____ Dataset records
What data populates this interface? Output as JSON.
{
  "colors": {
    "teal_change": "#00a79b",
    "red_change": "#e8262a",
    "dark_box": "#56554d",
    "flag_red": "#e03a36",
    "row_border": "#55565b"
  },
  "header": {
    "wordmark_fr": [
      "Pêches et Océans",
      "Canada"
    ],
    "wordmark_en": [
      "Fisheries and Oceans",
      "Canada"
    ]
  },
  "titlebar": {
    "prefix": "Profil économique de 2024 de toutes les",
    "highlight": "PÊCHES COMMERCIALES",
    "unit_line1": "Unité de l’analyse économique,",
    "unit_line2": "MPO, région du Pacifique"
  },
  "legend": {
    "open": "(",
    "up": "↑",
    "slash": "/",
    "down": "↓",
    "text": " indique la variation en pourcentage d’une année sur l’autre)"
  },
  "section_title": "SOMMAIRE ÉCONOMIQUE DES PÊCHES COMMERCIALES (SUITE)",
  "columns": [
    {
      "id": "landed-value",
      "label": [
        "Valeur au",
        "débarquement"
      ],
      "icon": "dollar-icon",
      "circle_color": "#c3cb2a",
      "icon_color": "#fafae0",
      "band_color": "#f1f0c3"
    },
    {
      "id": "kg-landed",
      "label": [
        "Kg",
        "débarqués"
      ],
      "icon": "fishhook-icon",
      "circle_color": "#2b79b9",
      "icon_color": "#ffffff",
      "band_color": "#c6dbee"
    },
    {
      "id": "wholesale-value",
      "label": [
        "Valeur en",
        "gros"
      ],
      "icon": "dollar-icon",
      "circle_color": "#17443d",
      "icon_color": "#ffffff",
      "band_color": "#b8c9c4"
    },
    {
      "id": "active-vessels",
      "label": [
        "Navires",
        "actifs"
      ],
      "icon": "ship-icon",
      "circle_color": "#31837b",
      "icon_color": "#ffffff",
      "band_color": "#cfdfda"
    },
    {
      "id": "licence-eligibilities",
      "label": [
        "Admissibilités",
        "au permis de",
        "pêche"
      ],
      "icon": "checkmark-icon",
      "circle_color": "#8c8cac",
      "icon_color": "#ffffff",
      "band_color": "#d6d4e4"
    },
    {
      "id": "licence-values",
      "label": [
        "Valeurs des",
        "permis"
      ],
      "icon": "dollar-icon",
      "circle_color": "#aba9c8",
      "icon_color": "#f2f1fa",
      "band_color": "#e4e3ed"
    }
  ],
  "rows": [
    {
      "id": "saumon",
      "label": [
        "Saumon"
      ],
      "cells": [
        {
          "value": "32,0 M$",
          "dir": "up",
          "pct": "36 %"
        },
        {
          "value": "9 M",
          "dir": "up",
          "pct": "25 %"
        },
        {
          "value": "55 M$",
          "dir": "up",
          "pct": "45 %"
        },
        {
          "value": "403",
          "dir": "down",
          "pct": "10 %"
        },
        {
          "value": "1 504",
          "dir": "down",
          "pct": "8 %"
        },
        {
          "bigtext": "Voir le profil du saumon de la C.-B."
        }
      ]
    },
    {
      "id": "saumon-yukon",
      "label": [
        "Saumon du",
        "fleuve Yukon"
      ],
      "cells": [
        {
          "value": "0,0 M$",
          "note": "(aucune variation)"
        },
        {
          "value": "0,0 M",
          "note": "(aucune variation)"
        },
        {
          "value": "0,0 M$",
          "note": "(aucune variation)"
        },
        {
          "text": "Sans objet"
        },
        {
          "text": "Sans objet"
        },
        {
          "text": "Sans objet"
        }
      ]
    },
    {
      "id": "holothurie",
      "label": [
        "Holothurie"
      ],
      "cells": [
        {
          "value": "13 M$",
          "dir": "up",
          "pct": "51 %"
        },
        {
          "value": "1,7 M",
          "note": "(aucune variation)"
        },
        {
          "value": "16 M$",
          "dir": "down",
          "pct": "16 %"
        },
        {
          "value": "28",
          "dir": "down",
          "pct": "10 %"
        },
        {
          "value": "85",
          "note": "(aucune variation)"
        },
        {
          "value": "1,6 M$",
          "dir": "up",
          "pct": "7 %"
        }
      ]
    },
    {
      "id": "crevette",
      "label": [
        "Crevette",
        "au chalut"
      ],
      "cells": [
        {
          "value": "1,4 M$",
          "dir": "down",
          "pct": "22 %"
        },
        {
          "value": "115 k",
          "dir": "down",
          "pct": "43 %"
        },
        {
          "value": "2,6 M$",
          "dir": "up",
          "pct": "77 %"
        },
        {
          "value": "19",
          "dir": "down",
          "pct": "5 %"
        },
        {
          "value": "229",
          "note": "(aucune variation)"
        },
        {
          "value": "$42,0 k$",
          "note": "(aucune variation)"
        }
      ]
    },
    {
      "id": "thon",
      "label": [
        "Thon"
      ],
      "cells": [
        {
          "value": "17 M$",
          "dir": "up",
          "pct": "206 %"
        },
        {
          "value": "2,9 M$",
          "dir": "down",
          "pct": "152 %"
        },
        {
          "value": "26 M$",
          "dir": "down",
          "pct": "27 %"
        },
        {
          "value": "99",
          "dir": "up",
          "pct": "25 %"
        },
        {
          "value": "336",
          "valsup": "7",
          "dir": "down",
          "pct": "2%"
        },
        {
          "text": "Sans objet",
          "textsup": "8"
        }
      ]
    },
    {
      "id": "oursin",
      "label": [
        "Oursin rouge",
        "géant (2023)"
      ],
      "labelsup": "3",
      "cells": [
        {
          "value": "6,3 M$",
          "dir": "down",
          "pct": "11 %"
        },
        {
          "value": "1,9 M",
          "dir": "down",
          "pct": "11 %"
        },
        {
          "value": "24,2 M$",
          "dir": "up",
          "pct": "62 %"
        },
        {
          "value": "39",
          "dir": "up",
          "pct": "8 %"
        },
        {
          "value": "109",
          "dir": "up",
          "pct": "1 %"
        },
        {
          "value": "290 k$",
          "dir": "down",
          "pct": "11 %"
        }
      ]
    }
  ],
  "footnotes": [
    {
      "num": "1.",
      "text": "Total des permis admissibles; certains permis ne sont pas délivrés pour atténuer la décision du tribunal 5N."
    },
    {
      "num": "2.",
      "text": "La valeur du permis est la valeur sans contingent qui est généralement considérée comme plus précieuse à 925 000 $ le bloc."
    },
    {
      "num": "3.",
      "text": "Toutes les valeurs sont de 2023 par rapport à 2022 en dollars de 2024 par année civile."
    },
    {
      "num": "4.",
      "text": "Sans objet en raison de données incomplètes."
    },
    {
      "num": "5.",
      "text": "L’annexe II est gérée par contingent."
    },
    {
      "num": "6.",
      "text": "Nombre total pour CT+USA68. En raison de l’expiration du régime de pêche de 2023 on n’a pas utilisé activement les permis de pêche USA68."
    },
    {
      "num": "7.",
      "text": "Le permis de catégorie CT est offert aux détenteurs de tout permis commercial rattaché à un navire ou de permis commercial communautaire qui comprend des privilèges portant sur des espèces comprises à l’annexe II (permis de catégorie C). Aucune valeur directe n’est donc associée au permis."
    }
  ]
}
________
* [Your task] The entries above should be repeated exactly, every one of them.

* [Reply]
What data populates this interface? Output as JSON.
{
  "colors": {
    "teal_change": "#00a79b",
    "red_change": "#e8262a",
    "dark_box": "#56554d",
    "flag_red": "#e03a36",
    "row_border": "#55565b"
  },
  "header": {
    "wordmark_fr": [
      "Pêches et Océans",
      "Canada"
    ],
    "wordmark_en": [
      "Fisheries and Oceans",
      "Canada"
    ]
  },
  "titlebar": {
    "prefix": "Profil économique de 2024 de toutes les",
    "highlight": "PÊCHES COMMERCIALES",
    "unit_line1": "Unité de l’analyse économique,",
    "unit_line2": "MPO, région du Pacifique"
  },
  "legend": {
    "open": "(",
    "up": "↑",
    "slash": "/",
    "down": "↓",
    "text": " indique la variation en pourcentage d’une année sur l’autre)"
  },
  "section_title": "SOMMAIRE ÉCONOMIQUE DES PÊCHES COMMERCIALES (SUITE)",
  "columns": [
    {
      "id": "landed-value",
      "label": [
        "Valeur au",
        "débarquement"
      ],
      "icon": "dollar-icon",
      "circle_color": "#c3cb2a",
      "icon_color": "#fafae0",
      "band_color": "#f1f0c3"
    },
    {
      "id": "kg-landed",
      "label": [
        "Kg",
        "débarqués"
      ],
      "icon": "fishhook-icon",
      "circle_color": "#2b79b9",
      "icon_color": "#ffffff",
      "band_color": "#c6dbee"
    },
    {
      "id": "wholesale-value",
      "label": [
        "Valeur en",
        "gros"
      ],
      "icon": "dollar-icon",
      "circle_color": "#17443d",
      "icon_color": "#ffffff",
      "band_color": "#b8c9c4"
    },
    {
      "id": "active-vessels",
      "label": [
        "Navires",
        "actifs"
      ],
      "icon": "ship-icon",
      "circle_color": "#31837b",
      "icon_color": "#ffffff",
      "band_color": "#cfdfda"
    },
    {
      "id": "licence-eligibilities",
      "label": [
        "Admissibilités",
        "au permis de",
        "pêche"
      ],
      "icon": "checkmark-icon",
      "circle_color": "#8c8cac",
      "icon_color": "#ffffff",
      "band_color": "#d6d4e4"
    },
    {
      "id": "licence-values",
      "label": [
        "Valeurs des",
        "permis"
      ],
      "icon": "dollar-icon",
      "circle_color": "#aba9c8",
      "icon_color": "#f2f1fa",
      "band_color": "#e4e3ed"
    }
  ],
  "rows": [
    {
      "id": "saumon",
      "label": [
        "Saumon"
      ],
      "cells": [
        {
          "value": "32,0 M$",
          "dir": "up",
          "pct": "36 %"
        },
        {
          "value": "9 M",
          "dir": "up",
          "pct": "25 %"
        },
        {
          "value": "55 M$",
          "dir": "up",
          "pct": "45 %"
        },
        {
          "value": "403",
          "dir": "down",
          "pct": "10 %"
        },
        {
          "value": "1 504",
          "dir": "down",
          "pct": "8 %"
        },
        {
          "bigtext": "Voir le profil du saumon de la C.-B."
        }
      ]
    },
    {
      "id": "saumon-yukon",
      "label": [
        "Saumon du",
        "fleuve Yukon"
      ],
      "cells": [
        {
          "value": "0,0 M$",
          "note": "(aucune variation)"
        },
        {
          "value": "0,0 M",
          "note": "(aucune variation)"
        },
        {
          "value": "0,0 M$",
          "note": "(aucune variation)"
        },
        {
          "text": "Sans objet"
        },
        {
          "text": "Sans objet"
        },
        {
          "text": "Sans objet"
        }
      ]
    },
    {
      "id": "holothurie",
      "label": [
        "Holothurie"
      ],
      "cells": [
        {
          "value": "13 M$",
          "dir": "up",
          "pct": "51 %"
        },
        {
          "value": "1,7 M",
          "note": "(aucune variation)"
        },
        {
          "value": "16 M$",
          "dir": "down",
          "pct": "16 %"
        },
        {
          "value": "28",
          "dir": "down",
          "pct": "10 %"
        },
        {
          "value": "85",
          "note": "(aucune variation)"
        },
        {
          "value": "1,6 M$",
          "dir": "up",
          "pct": "7 %"
        }
      ]
    },
    {
      "id": "crevette",
      "label": [
        "Crevette",
        "au chalut"
      ],
      "cells": [
        {
          "value": "1,4 M$",
          "dir": "down",
          "pct": "22 %"
        },
        {
          "value": "115 k",
          "dir": "down",
          "pct": "43 %"
        },
        {
          "value": "2,6 M$",
          "dir": "up",
          "pct": "77 %"
        },
        {
          "value": "19",
          "dir": "down",
          "pct": "5 %"
        },
        {
          "value": "229",
          "note": "(aucune variation)"
        },
        {
          "value": "$42,0 k$",
          "note": "(aucune variation)"
        }
      ]
    },
    {
      "id": "thon",
      "label": [
        "Thon"
      ],
      "cells": [
        {
          "value": "17 M$",
          "dir": "up",
          "pct": "206 %"
        },
        {
          "value": "2,9 M$",
          "dir": "down",
          "pct": "152 %"
        },
        {
          "value": "26 M$",
          "dir": "down",
          "pct": "27 %"
        },
        {
          "value": "99",
          "dir": "up",
          "pct": "25 %"
        },
        {
          "value": "336",
          "valsup": "7",
          "dir": "down",
          "pct": "2%"
        },
        {
          "text": "Sans objet",
          "textsup": "8"
        }
      ]
    },
    {
      "id": "oursin",
      "label": [
        "Oursin rouge",
        "géant (2023)"
      ],
      "labelsup": "3",
      "cells": [
        {
          "value": "6,3 M$",
          "dir": "down",
          "pct": "11 %"
        },
        {
          "value": "1,9 M",
          "dir": "down",
          "pct": "11 %"
        },
        {
          "value": "24,2 M$",
          "dir": "up",
          "pct": "62 %"
        },
        {
          "value": "39",
          "dir": "up",
          "pct": "8 %"
        },
        {
          "value": "109",
          "dir": "up",
          "pct": "1 %"
        },
        {
          "value": "290 k$",
          "dir": "down",
          "pct": "11 %"
        }
      ]
    }
  ],
  "footnotes": [
    {
      "num": "1.",
      "text": "Total des permis admissibles; certains permis ne sont pas délivrés pour atténuer la décision du tribunal 5N."
    },
    {
      "num": "2.",
      "text": "La valeur du permis est la valeur sans contingent qui est généralement considérée comme plus précieuse à 925 000 $ le bloc."
    },
    {
      "num": "3.",
      "text": "Toutes les valeurs sont de 2023 par rapport à 2022 en dollars de 2024 par année civile."
    },
    {
      "num": "4.",
      "text": "Sans objet en raison de données incomplètes."
    },
    {
      "num": "5.",
      "text": "L’annexe II est gérée par contingent."
    },
    {
      "num": "6.",
      "text": "Nombre total pour CT+USA68. En raison de l’expiration du régime de pêche de 2023 on n’a pas utilisé activement les permis de pêche USA68."
    },
    {
      "num": "7.",
      "text": "Le permis de catégorie CT est offert aux détenteurs de tout permis commercial rattaché à un navire ou de permis commercial communautaire qui comprend des privilèges portant sur des espèces comprises à l’annexe II (permis de catégorie C). Aucune valeur directe n’est donc associée au permis."
    }
  ]
}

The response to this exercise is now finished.